#### [WORK REQUIRED]
Print the listing in its entirety and exactly, leaving out images.

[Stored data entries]
——————————
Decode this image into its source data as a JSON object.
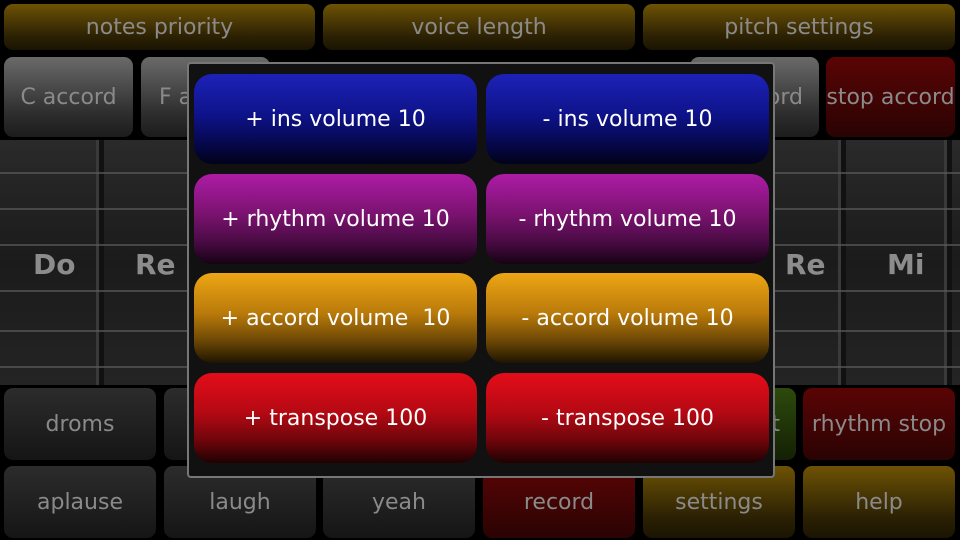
{
  "top_bar": {
    "notes_priority": "notes priority",
    "voice_length": "voice length",
    "pitch_settings": "pitch settings"
  },
  "accord_row": {
    "c_accord": "C accord",
    "f_accord_partial": "F a",
    "hidden_accord_partial": "ord",
    "stop_accord": "stop accord"
  },
  "fretboard": {
    "notes_left": [
      "Do",
      "Re"
    ],
    "notes_right": [
      "Re",
      "Mi"
    ]
  },
  "rhythm_row": {
    "droms": "droms",
    "hidden_partial": "t",
    "rhythm_stop": "rhythm stop"
  },
  "bottom_bar": {
    "aplause": "aplause",
    "laugh": "laugh",
    "yeah": "yeah",
    "record": "record",
    "settings": "settings",
    "help": "help"
  },
  "dialog": {
    "ins_up": "+ ins volume 10",
    "ins_down": "- ins volume 10",
    "rhythm_up": "+ rhythm volume 10",
    "rhythm_down": "- rhythm volume 10",
    "accord_up": "+ accord volume  10",
    "accord_down": "- accord volume 10",
    "transpose_up": "+ transpose 100",
    "transpose_down": "- transpose 100"
  }
}
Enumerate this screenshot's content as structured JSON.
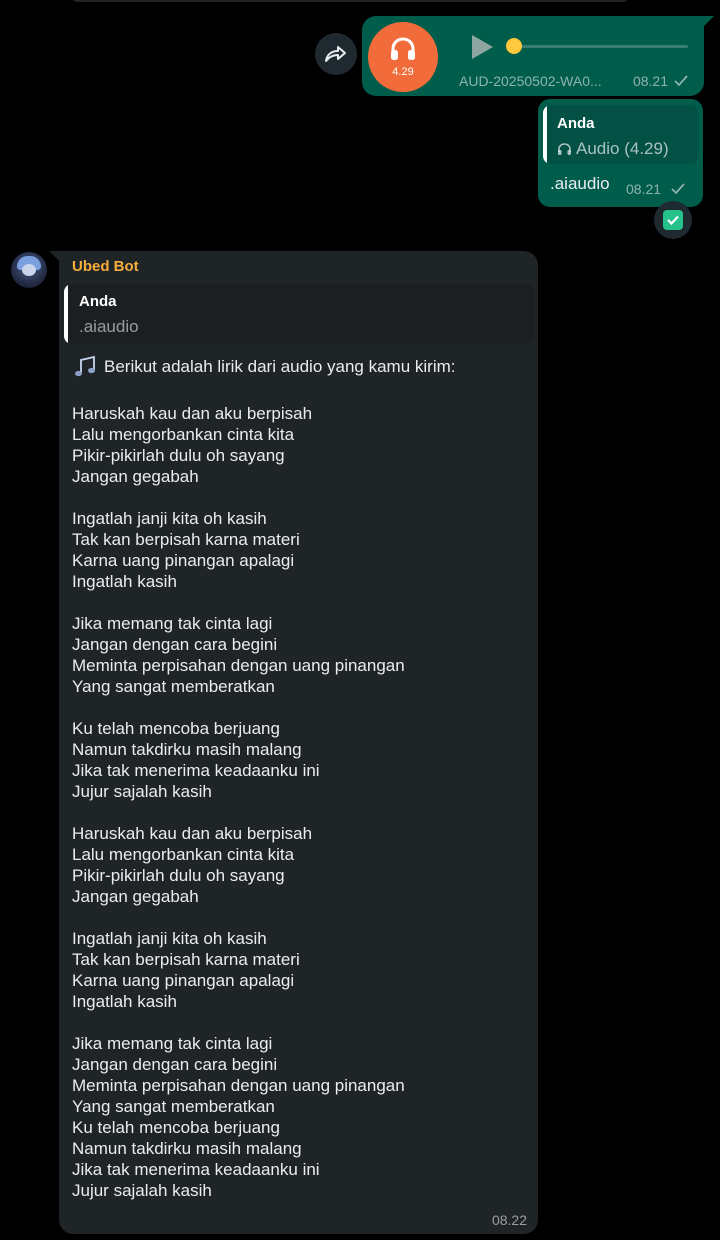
{
  "audio_message": {
    "duration": "4.29",
    "filename": "AUD-20250502-WA0...",
    "time": "08.21",
    "progress": 0,
    "icons": [
      "headphones-icon",
      "play-icon",
      "single-check-icon",
      "forward-icon"
    ]
  },
  "reply_message": {
    "quote_name": "Anda",
    "quote_text": "Audio (4.29)",
    "text": ".aiaudio",
    "time": "08.21"
  },
  "bot_message": {
    "sender": "Ubed Bot",
    "quote_name": "Anda",
    "quote_text": ".aiaudio",
    "intro": "Berikut adalah lirik dari audio yang kamu kirim:",
    "time": "08.22",
    "stanzas": [
      [
        "Haruskah kau dan aku berpisah",
        "Lalu mengorbankan cinta kita",
        "Pikir-pikirlah dulu oh sayang",
        "Jangan gegabah"
      ],
      [
        "Ingatlah janji kita oh kasih",
        "Tak kan berpisah karna materi",
        "Karna uang pinangan apalagi",
        "Ingatlah kasih"
      ],
      [
        "Jika memang tak cinta lagi",
        "Jangan dengan cara begini",
        "Meminta perpisahan dengan uang pinangan",
        "Yang sangat memberatkan"
      ],
      [
        "Ku telah mencoba berjuang",
        "Namun takdirku masih malang",
        "Jika tak menerima keadaanku ini",
        "Jujur sajalah kasih"
      ],
      [
        "Haruskah kau dan aku berpisah",
        "Lalu mengorbankan cinta kita",
        "Pikir-pikirlah dulu oh sayang",
        "Jangan gegabah"
      ],
      [
        "Ingatlah janji kita oh kasih",
        "Tak kan berpisah karna materi",
        "Karna uang pinangan apalagi",
        "Ingatlah kasih"
      ],
      [
        "Jika memang tak cinta lagi",
        "Jangan dengan cara begini",
        "Meminta perpisahan dengan uang pinangan",
        "Yang sangat memberatkan",
        "Ku telah mencoba berjuang",
        "Namun takdirku masih malang",
        "Jika tak menerima keadaanku ini",
        "Jujur sajalah kasih"
      ]
    ]
  },
  "colors": {
    "outgoing_bubble": "#005c4b",
    "incoming_bubble": "#1f2427",
    "sender_name": "#f5ad3c",
    "audio_avatar": "#f26b3a",
    "seek_dot": "#ffc83d",
    "reaction": "#26c28b"
  }
}
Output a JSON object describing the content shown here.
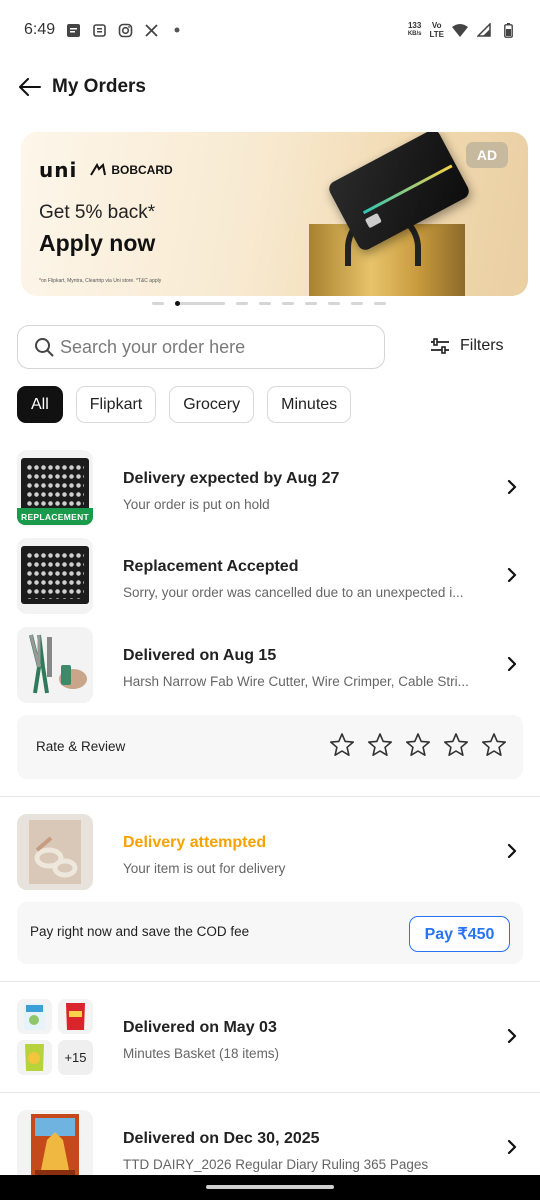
{
  "status_bar": {
    "time": "6:49",
    "net_speed_value": "133",
    "net_speed_unit": "KB/s",
    "volte": "Vo",
    "lte": "LTE"
  },
  "header": {
    "title": "My Orders"
  },
  "banner": {
    "brand": "uni",
    "partner": "BOBCARD",
    "offer": "Get 5% back*",
    "cta": "Apply now",
    "fine_print": "*on Flipkart, Myntra, Cleartrip via Uni store. *T&C apply",
    "ad_label": "AD"
  },
  "search": {
    "placeholder": "Search your order here"
  },
  "filters_label": "Filters",
  "chips": [
    {
      "label": "All",
      "selected": true
    },
    {
      "label": "Flipkart",
      "selected": false
    },
    {
      "label": "Grocery",
      "selected": false
    },
    {
      "label": "Minutes",
      "selected": false
    }
  ],
  "orders": [
    {
      "title": "Delivery expected by Aug 27",
      "subtitle": "Your order is put on hold",
      "tag": "REPLACEMENT"
    },
    {
      "title": "Replacement Accepted",
      "subtitle": "Sorry, your order was cancelled due to an unexpected i..."
    },
    {
      "title": "Delivered on Aug 15",
      "subtitle": "Harsh Narrow Fab Wire Cutter, Wire Crimper, Cable Stri..."
    },
    {
      "title": "Delivery attempted",
      "subtitle": "Your item is out for delivery"
    },
    {
      "title": "Delivered on May 03",
      "subtitle": "Minutes Basket (18 items)",
      "more_count": "+15"
    },
    {
      "title": "Delivered on Dec 30, 2025",
      "subtitle": "TTD DAIRY_2026 Regular Diary Ruling 365 Pages"
    }
  ],
  "rate_review": {
    "label": "Rate & Review",
    "stars": 5
  },
  "cod": {
    "label": "Pay right now and save the COD fee",
    "button": "Pay ₹450"
  },
  "colors": {
    "accent_blue": "#2874f0",
    "warning_orange": "#f5a300",
    "replacement_green": "#1a9b4c"
  }
}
——————————
#### [TASK RESULT]
Decode this image into its source data as a JSON object.
{
  "top_bar": {
    "notes_priority": "notes priority",
    "voice_length": "voice length",
    "pitch_settings": "pitch settings"
  },
  "accord_row": {
    "c_accord": "C accord",
    "f_accord_partial": "F a",
    "hidden_accord_partial": "ord",
    "stop_accord": "stop accord"
  },
  "fretboard": {
    "notes_left": [
      "Do",
      "Re"
    ],
    "notes_right": [
      "Re",
      "Mi"
    ]
  },
  "rhythm_row": {
    "droms": "droms",
    "hidden_partial": "t",
    "rhythm_stop": "rhythm stop"
  },
  "bottom_bar": {
    "aplause": "aplause",
    "laugh": "laugh",
    "yeah": "yeah",
    "record": "record",
    "settings": "settings",
    "help": "help"
  },
  "dialog": {
    "ins_up": "+ ins volume 10",
    "ins_down": "- ins volume 10",
    "rhythm_up": "+ rhythm volume 10",
    "rhythm_down": "- rhythm volume 10",
    "accord_up": "+ accord volume  10",
    "accord_down": "- accord volume 10",
    "transpose_up": "+ transpose 100",
    "transpose_down": "- transpose 100"
  }
}
Enumerate this screenshot's content as structured JSON.
{
  "audio_message": {
    "duration": "4.29",
    "filename": "AUD-20250502-WA0...",
    "time": "08.21",
    "progress": 0,
    "icons": [
      "headphones-icon",
      "play-icon",
      "single-check-icon",
      "forward-icon"
    ]
  },
  "reply_message": {
    "quote_name": "Anda",
    "quote_text": "Audio (4.29)",
    "text": ".aiaudio",
    "time": "08.21"
  },
  "bot_message": {
    "sender": "Ubed Bot",
    "quote_name": "Anda",
    "quote_text": ".aiaudio",
    "intro": "Berikut adalah lirik dari audio yang kamu kirim:",
    "time": "08.22",
    "stanzas": [
      [
        "Haruskah kau dan aku berpisah",
        "Lalu mengorbankan cinta kita",
        "Pikir-pikirlah dulu oh sayang",
        "Jangan gegabah"
      ],
      [
        "Ingatlah janji kita oh kasih",
        "Tak kan berpisah karna materi",
        "Karna uang pinangan apalagi",
        "Ingatlah kasih"
      ],
      [
        "Jika memang tak cinta lagi",
        "Jangan dengan cara begini",
        "Meminta perpisahan dengan uang pinangan",
        "Yang sangat memberatkan"
      ],
      [
        "Ku telah mencoba berjuang",
        "Namun takdirku masih malang",
        "Jika tak menerima keadaanku ini",
        "Jujur sajalah kasih"
      ],
      [
        "Haruskah kau dan aku berpisah",
        "Lalu mengorbankan cinta kita",
        "Pikir-pikirlah dulu oh sayang",
        "Jangan gegabah"
      ],
      [
        "Ingatlah janji kita oh kasih",
        "Tak kan berpisah karna materi",
        "Karna uang pinangan apalagi",
        "Ingatlah kasih"
      ],
      [
        "Jika memang tak cinta lagi",
        "Jangan dengan cara begini",
        "Meminta perpisahan dengan uang pinangan",
        "Yang sangat memberatkan",
        "Ku telah mencoba berjuang",
        "Namun takdirku masih malang",
        "Jika tak menerima keadaanku ini",
        "Jujur sajalah kasih"
      ]
    ]
  },
  "colors": {
    "outgoing_bubble": "#005c4b",
    "incoming_bubble": "#1f2427",
    "sender_name": "#f5ad3c",
    "audio_avatar": "#f26b3a",
    "seek_dot": "#ffc83d",
    "reaction": "#26c28b"
  }
}
Output a JSON object describing the content shown here.
{
  "status_bar": {
    "time": "6:49",
    "net_speed_value": "133",
    "net_speed_unit": "KB/s",
    "volte": "Vo",
    "lte": "LTE"
  },
  "header": {
    "title": "My Orders"
  },
  "banner": {
    "brand": "uni",
    "partner": "BOBCARD",
    "offer": "Get 5% back*",
    "cta": "Apply now",
    "fine_print": "*on Flipkart, Myntra, Cleartrip via Uni store. *T&C apply",
    "ad_label": "AD"
  },
  "search": {
    "placeholder": "Search your order here"
  },
  "filters_label": "Filters",
  "chips": [
    {
      "label": "All",
      "selected": true
    },
    {
      "label": "Flipkart",
      "selected": false
    },
    {
      "label": "Grocery",
      "selected": false
    },
    {
      "label": "Minutes",
      "selected": false
    }
  ],
  "orders": [
    {
      "title": "Delivery expected by Aug 27",
      "subtitle": "Your order is put on hold",
      "tag": "REPLACEMENT"
    },
    {
      "title": "Replacement Accepted",
      "subtitle": "Sorry, your order was cancelled due to an unexpected i..."
    },
    {
      "title": "Delivered on Aug 15",
      "subtitle": "Harsh Narrow Fab Wire Cutter, Wire Crimper, Cable Stri..."
    },
    {
      "title": "Delivery attempted",
      "subtitle": "Your item is out for delivery"
    },
    {
      "title": "Delivered on May 03",
      "subtitle": "Minutes Basket (18 items)",
      "more_count": "+15"
    },
    {
      "title": "Delivered on Dec 30, 2025",
      "subtitle": "TTD DAIRY_2026 Regular Diary Ruling 365 Pages"
    }
  ],
  "rate_review": {
    "label": "Rate & Review",
    "stars": 5
  },
  "cod": {
    "label": "Pay right now and save the COD fee",
    "button": "Pay ₹450"
  },
  "colors": {
    "accent_blue": "#2874f0",
    "warning_orange": "#f5a300",
    "replacement_green": "#1a9b4c"
  }
}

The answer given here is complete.